** Exercise directions **
Restate each entry word for word, leaving nothing out.

** Records supplied **
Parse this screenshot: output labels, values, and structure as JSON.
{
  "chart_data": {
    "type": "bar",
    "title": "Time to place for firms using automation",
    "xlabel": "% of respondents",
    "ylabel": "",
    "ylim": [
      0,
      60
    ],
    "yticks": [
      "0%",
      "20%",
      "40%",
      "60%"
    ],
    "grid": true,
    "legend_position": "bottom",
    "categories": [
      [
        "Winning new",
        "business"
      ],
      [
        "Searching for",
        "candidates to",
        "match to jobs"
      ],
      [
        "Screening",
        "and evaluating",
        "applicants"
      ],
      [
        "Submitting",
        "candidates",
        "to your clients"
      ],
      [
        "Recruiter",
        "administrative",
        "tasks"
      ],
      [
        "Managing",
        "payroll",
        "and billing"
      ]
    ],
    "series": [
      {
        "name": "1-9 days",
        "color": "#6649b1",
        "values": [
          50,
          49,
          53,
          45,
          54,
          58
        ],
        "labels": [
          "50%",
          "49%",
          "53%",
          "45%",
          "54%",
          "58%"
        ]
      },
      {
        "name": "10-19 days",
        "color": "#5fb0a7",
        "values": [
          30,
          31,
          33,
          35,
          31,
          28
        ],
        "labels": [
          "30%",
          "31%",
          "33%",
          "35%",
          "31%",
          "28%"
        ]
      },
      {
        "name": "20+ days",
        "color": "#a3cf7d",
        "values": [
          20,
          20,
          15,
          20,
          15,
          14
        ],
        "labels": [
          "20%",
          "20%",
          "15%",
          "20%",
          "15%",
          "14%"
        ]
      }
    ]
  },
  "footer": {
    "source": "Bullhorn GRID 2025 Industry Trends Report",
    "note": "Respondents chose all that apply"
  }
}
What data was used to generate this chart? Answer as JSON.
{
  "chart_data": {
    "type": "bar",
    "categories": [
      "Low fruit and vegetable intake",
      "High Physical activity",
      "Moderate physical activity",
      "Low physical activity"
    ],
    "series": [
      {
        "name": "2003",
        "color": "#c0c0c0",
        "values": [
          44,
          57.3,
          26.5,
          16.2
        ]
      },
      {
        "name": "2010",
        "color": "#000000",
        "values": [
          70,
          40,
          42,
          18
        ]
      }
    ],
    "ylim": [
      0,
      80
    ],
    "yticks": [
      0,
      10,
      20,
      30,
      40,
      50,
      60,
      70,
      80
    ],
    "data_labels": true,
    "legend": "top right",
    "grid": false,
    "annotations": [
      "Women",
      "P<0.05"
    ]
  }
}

** Complete response **
Parse this screenshot: output labels, values, and structure as JSON.
{
  "chart_data": {
    "type": "bar",
    "title": "Time to place for firms using automation",
    "xlabel": "% of respondents",
    "ylabel": "",
    "ylim": [
      0,
      60
    ],
    "yticks": [
      "0%",
      "20%",
      "40%",
      "60%"
    ],
    "grid": true,
    "legend_position": "bottom",
    "categories": [
      [
        "Winning new",
        "business"
      ],
      [
        "Searching for",
        "candidates to",
        "match to jobs"
      ],
      [
        "Screening",
        "and evaluating",
        "applicants"
      ],
      [
        "Submitting",
        "candidates",
        "to your clients"
      ],
      [
        "Recruiter",
        "administrative",
        "tasks"
      ],
      [
        "Managing",
        "payroll",
        "and billing"
      ]
    ],
    "series": [
      {
        "name": "1-9 days",
        "color": "#6649b1",
        "values": [
          50,
          49,
          53,
          45,
          54,
          58
        ],
        "labels": [
          "50%",
          "49%",
          "53%",
          "45%",
          "54%",
          "58%"
        ]
      },
      {
        "name": "10-19 days",
        "color": "#5fb0a7",
        "values": [
          30,
          31,
          33,
          35,
          31,
          28
        ],
        "labels": [
          "30%",
          "31%",
          "33%",
          "35%",
          "31%",
          "28%"
        ]
      },
      {
        "name": "20+ days",
        "color": "#a3cf7d",
        "values": [
          20,
          20,
          15,
          20,
          15,
          14
        ],
        "labels": [
          "20%",
          "20%",
          "15%",
          "20%",
          "15%",
          "14%"
        ]
      }
    ]
  },
  "footer": {
    "source": "Bullhorn GRID 2025 Industry Trends Report",
    "note": "Respondents chose all that apply"
  }
}
What data was used to generate this chart? Answer as JSON.
{
  "chart_data": {
    "type": "bar",
    "categories": [
      "Low fruit and vegetable intake",
      "High Physical activity",
      "Moderate physical activity",
      "Low physical activity"
    ],
    "series": [
      {
        "name": "2003",
        "color": "#c0c0c0",
        "values": [
          44,
          57.3,
          26.5,
          16.2
        ]
      },
      {
        "name": "2010",
        "color": "#000000",
        "values": [
          70,
          40,
          42,
          18
        ]
      }
    ],
    "ylim": [
      0,
      80
    ],
    "yticks": [
      0,
      10,
      20,
      30,
      40,
      50,
      60,
      70,
      80
    ],
    "data_labels": true,
    "legend": "top right",
    "grid": false,
    "annotations": [
      "Women",
      "P<0.05"
    ]
  }
}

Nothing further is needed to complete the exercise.